Write out the entries below once more, exactly, with the pictures left out.

··· Entries shown

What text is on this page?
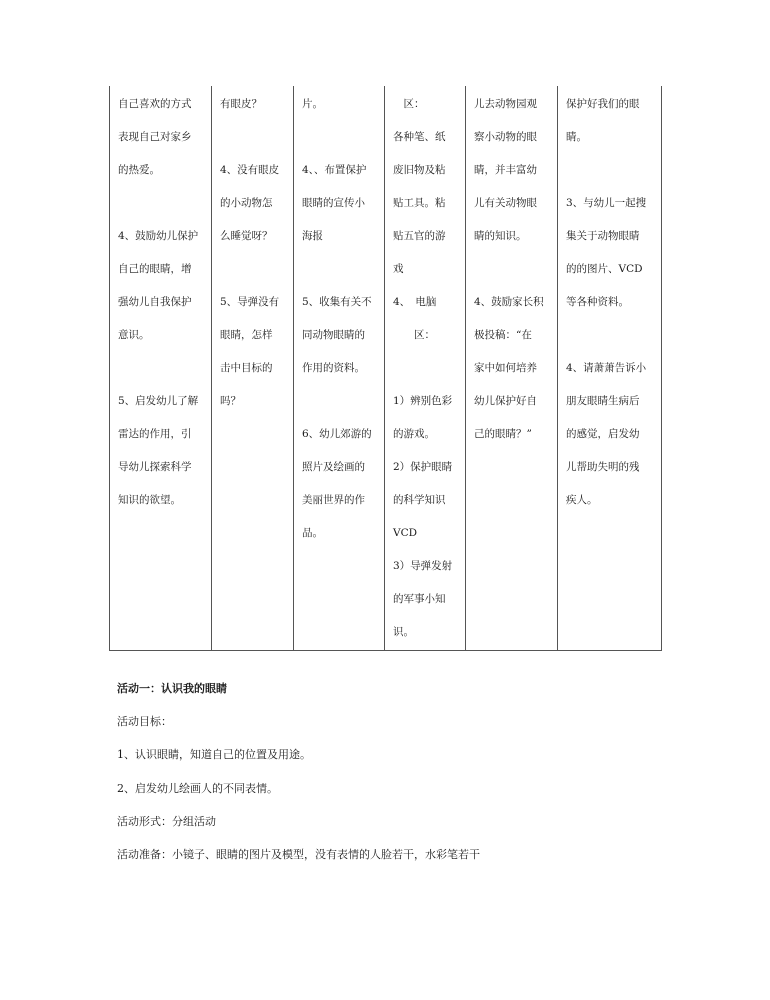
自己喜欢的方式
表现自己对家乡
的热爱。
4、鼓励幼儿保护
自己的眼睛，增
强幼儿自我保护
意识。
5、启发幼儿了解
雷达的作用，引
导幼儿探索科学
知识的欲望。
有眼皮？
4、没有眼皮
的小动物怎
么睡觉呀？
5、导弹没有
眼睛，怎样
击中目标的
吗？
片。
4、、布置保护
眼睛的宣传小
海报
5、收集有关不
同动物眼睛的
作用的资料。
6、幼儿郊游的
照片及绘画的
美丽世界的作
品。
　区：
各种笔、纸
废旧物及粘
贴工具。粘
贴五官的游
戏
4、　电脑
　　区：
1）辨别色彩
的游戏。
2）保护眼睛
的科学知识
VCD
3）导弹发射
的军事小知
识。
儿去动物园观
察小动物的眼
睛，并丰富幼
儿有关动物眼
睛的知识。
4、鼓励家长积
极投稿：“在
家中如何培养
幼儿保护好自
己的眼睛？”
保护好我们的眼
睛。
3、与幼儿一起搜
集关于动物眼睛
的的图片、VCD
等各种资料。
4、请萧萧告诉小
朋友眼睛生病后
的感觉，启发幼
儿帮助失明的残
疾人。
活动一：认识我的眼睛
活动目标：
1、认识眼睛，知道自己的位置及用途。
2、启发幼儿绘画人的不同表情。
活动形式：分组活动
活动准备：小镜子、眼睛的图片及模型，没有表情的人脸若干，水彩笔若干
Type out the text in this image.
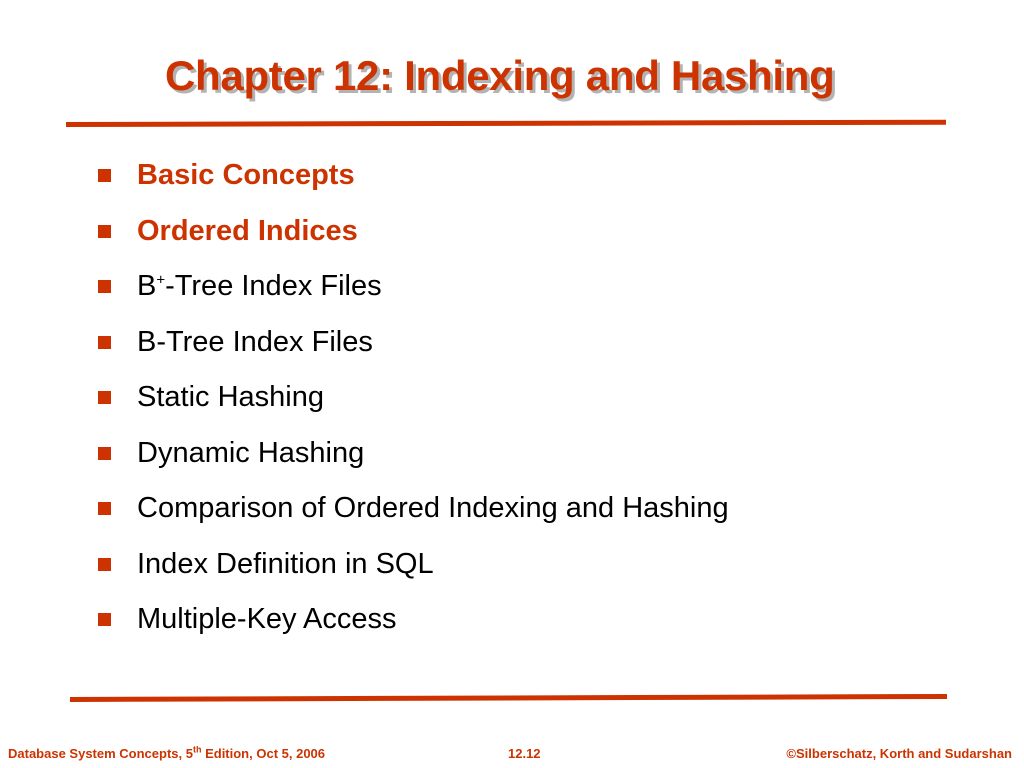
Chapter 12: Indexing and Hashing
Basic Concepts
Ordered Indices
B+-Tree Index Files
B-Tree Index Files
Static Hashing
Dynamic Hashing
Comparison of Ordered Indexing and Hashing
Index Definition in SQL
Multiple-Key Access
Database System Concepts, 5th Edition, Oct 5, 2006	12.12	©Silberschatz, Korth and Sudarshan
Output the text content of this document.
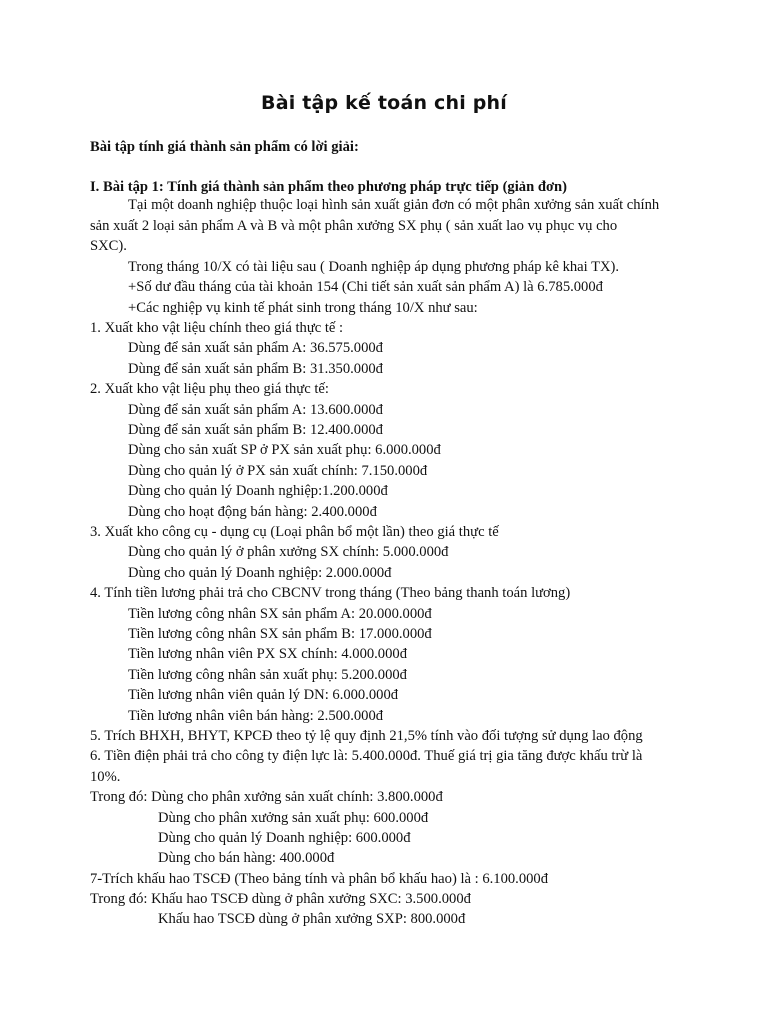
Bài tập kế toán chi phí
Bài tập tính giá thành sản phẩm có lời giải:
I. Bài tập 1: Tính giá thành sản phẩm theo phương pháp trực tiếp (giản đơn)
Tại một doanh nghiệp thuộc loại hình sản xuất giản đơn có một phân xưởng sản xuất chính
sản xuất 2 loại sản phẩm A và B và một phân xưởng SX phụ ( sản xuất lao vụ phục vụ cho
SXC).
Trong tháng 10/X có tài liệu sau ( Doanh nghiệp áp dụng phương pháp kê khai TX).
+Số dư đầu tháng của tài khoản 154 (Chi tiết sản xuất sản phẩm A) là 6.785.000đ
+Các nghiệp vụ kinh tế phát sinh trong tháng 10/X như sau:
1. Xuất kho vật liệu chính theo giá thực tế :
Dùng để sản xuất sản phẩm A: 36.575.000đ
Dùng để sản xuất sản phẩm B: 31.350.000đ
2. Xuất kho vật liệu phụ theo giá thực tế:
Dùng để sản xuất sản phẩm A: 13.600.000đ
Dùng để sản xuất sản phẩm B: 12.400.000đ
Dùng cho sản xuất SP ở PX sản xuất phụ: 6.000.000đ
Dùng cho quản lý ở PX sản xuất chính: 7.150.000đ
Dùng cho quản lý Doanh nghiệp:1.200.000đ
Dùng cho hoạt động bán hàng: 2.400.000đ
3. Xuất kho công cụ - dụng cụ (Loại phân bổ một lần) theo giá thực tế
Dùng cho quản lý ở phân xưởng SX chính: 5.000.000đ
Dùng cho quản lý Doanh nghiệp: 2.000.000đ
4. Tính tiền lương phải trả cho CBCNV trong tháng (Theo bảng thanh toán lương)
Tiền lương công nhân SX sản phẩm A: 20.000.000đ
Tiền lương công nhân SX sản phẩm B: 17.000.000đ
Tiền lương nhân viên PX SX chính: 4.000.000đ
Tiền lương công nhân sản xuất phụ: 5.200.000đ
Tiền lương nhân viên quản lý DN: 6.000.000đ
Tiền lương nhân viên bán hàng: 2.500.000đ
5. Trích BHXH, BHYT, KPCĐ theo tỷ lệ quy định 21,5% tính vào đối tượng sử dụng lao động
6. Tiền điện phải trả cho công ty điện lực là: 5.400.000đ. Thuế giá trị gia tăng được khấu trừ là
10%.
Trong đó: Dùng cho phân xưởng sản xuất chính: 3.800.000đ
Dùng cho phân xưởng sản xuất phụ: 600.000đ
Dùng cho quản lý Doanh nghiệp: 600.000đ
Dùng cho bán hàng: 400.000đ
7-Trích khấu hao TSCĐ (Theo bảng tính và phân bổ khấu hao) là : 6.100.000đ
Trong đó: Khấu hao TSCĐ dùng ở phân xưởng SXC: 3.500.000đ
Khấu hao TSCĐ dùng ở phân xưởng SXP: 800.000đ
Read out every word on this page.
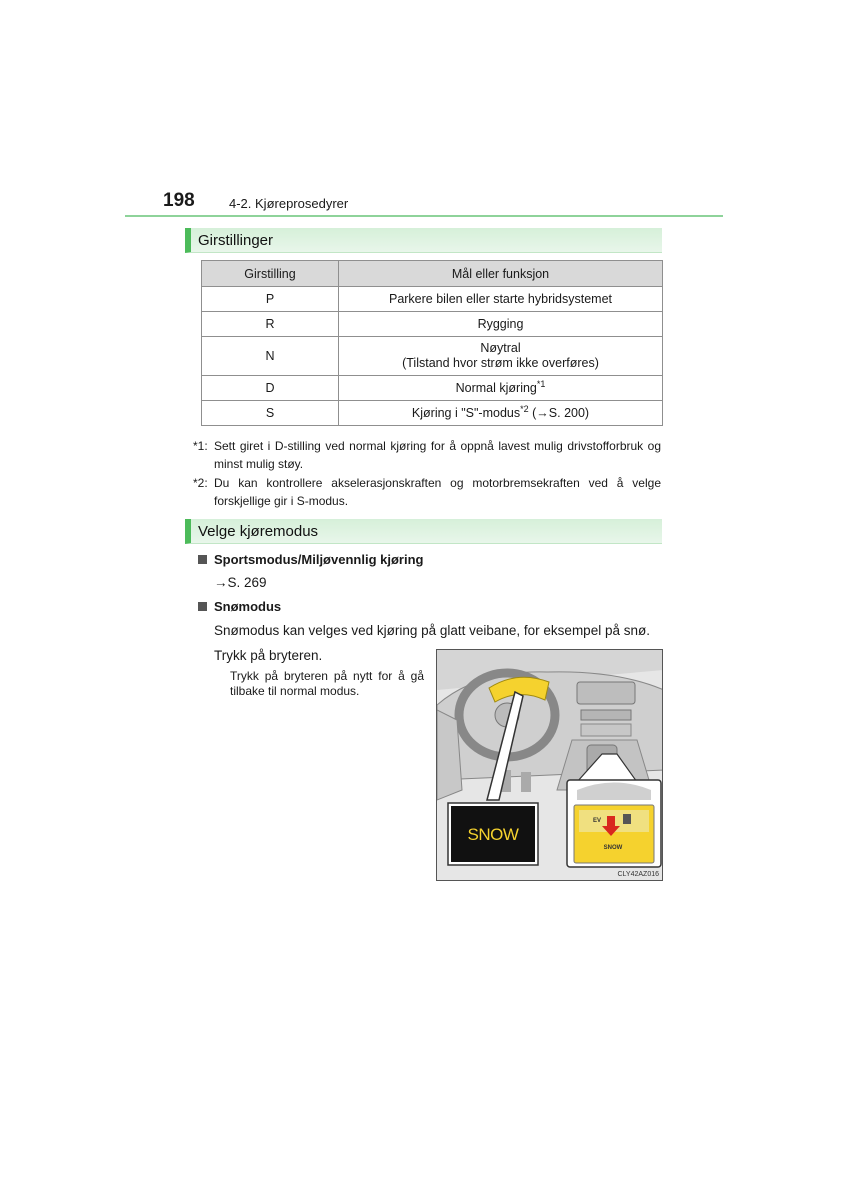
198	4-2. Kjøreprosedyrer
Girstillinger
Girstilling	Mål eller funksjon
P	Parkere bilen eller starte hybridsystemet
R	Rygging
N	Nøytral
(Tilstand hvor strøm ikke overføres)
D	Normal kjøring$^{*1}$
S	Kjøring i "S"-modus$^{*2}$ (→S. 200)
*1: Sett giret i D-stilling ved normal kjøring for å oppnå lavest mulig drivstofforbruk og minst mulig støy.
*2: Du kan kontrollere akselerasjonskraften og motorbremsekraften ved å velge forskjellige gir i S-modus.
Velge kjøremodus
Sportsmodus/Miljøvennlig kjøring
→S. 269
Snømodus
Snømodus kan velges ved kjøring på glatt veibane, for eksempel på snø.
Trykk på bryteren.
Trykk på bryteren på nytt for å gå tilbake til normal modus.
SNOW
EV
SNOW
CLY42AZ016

······

> _Task solution_:
What text is on this page?
自己喜欢的方式
表现自己对家乡
的热爱。
4、鼓励幼儿保护
自己的眼睛，增
强幼儿自我保护
意识。
5、启发幼儿了解
雷达的作用，引
导幼儿探索科学
知识的欲望。
有眼皮？
4、没有眼皮
的小动物怎
么睡觉呀？
5、导弹没有
眼睛，怎样
击中目标的
吗？
片。
4、、布置保护
眼睛的宣传小
海报
5、收集有关不
同动物眼睛的
作用的资料。
6、幼儿郊游的
照片及绘画的
美丽世界的作
品。
　区：
各种笔、纸
废旧物及粘
贴工具。粘
贴五官的游
戏
4、　电脑
　　区：
1）辨别色彩
的游戏。
2）保护眼睛
的科学知识
VCD
3）导弹发射
的军事小知
识。
儿去动物园观
察小动物的眼
睛，并丰富幼
儿有关动物眼
睛的知识。
4、鼓励家长积
极投稿：“在
家中如何培养
幼儿保护好自
己的眼睛？”
保护好我们的眼
睛。
3、与幼儿一起搜
集关于动物眼睛
的的图片、VCD
等各种资料。
4、请萧萧告诉小
朋友眼睛生病后
的感觉，启发幼
儿帮助失明的残
疾人。
活动一：认识我的眼睛
活动目标：
1、认识眼睛，知道自己的位置及用途。
2、启发幼儿绘画人的不同表情。
活动形式：分组活动
活动准备：小镜子、眼睛的图片及模型，没有表情的人脸若干，水彩笔若干
Type out the text in this image.
Chapter 12: Indexing and Hashing
Basic Concepts
Ordered Indices
B+-Tree Index Files
B-Tree Index Files
Static Hashing
Dynamic Hashing
Comparison of Ordered Indexing and Hashing
Index Definition in SQL
Multiple-Key Access
Database System Concepts, 5th Edition, Oct 5, 2006	12.12	©Silberschatz, Korth and Sudarshan
Output the text content of this document.
Bài tập kế toán chi phí
Bài tập tính giá thành sản phẩm có lời giải:
I. Bài tập 1: Tính giá thành sản phẩm theo phương pháp trực tiếp (giản đơn)
Tại một doanh nghiệp thuộc loại hình sản xuất giản đơn có một phân xưởng sản xuất chính
sản xuất 2 loại sản phẩm A và B và một phân xưởng SX phụ ( sản xuất lao vụ phục vụ cho
SXC).
Trong tháng 10/X có tài liệu sau ( Doanh nghiệp áp dụng phương pháp kê khai TX).
+Số dư đầu tháng của tài khoản 154 (Chi tiết sản xuất sản phẩm A) là 6.785.000đ
+Các nghiệp vụ kinh tế phát sinh trong tháng 10/X như sau:
1. Xuất kho vật liệu chính theo giá thực tế :
Dùng để sản xuất sản phẩm A: 36.575.000đ
Dùng để sản xuất sản phẩm B: 31.350.000đ
2. Xuất kho vật liệu phụ theo giá thực tế:
Dùng để sản xuất sản phẩm A: 13.600.000đ
Dùng để sản xuất sản phẩm B: 12.400.000đ
Dùng cho sản xuất SP ở PX sản xuất phụ: 6.000.000đ
Dùng cho quản lý ở PX sản xuất chính: 7.150.000đ
Dùng cho quản lý Doanh nghiệp:1.200.000đ
Dùng cho hoạt động bán hàng: 2.400.000đ
3. Xuất kho công cụ - dụng cụ (Loại phân bổ một lần) theo giá thực tế
Dùng cho quản lý ở phân xưởng SX chính: 5.000.000đ
Dùng cho quản lý Doanh nghiệp: 2.000.000đ
4. Tính tiền lương phải trả cho CBCNV trong tháng (Theo bảng thanh toán lương)
Tiền lương công nhân SX sản phẩm A: 20.000.000đ
Tiền lương công nhân SX sản phẩm B: 17.000.000đ
Tiền lương nhân viên PX SX chính: 4.000.000đ
Tiền lương công nhân sản xuất phụ: 5.200.000đ
Tiền lương nhân viên quản lý DN: 6.000.000đ
Tiền lương nhân viên bán hàng: 2.500.000đ
5. Trích BHXH, BHYT, KPCĐ theo tỷ lệ quy định 21,5% tính vào đối tượng sử dụng lao động
6. Tiền điện phải trả cho công ty điện lực là: 5.400.000đ. Thuế giá trị gia tăng được khấu trừ là
10%.
Trong đó: Dùng cho phân xưởng sản xuất chính: 3.800.000đ
Dùng cho phân xưởng sản xuất phụ: 600.000đ
Dùng cho quản lý Doanh nghiệp: 600.000đ
Dùng cho bán hàng: 400.000đ
7-Trích khấu hao TSCĐ (Theo bảng tính và phân bổ khấu hao) là : 6.100.000đ
Trong đó: Khấu hao TSCĐ dùng ở phân xưởng SXC: 3.500.000đ
Khấu hao TSCĐ dùng ở phân xưởng SXP: 800.000đ
Read out every word on this page.
198	4-2. Kjøreprosedyrer
Girstillinger
Girstilling	Mål eller funksjon
P	Parkere bilen eller starte hybridsystemet
R	Rygging
N	Nøytral
(Tilstand hvor strøm ikke overføres)
D	Normal kjøring$^{*1}$
S	Kjøring i "S"-modus$^{*2}$ (→S. 200)
*1: Sett giret i D-stilling ved normal kjøring for å oppnå lavest mulig drivstofforbruk og minst mulig støy.
*2: Du kan kontrollere akselerasjonskraften og motorbremsekraften ved å velge forskjellige gir i S-modus.
Velge kjøremodus
Sportsmodus/Miljøvennlig kjøring
→S. 269
Snømodus
Snømodus kan velges ved kjøring på glatt veibane, for eksempel på snø.
Trykk på bryteren.
Trykk på bryteren på nytt for å gå tilbake til normal modus.
SNOW
EV
SNOW
CLY42AZ016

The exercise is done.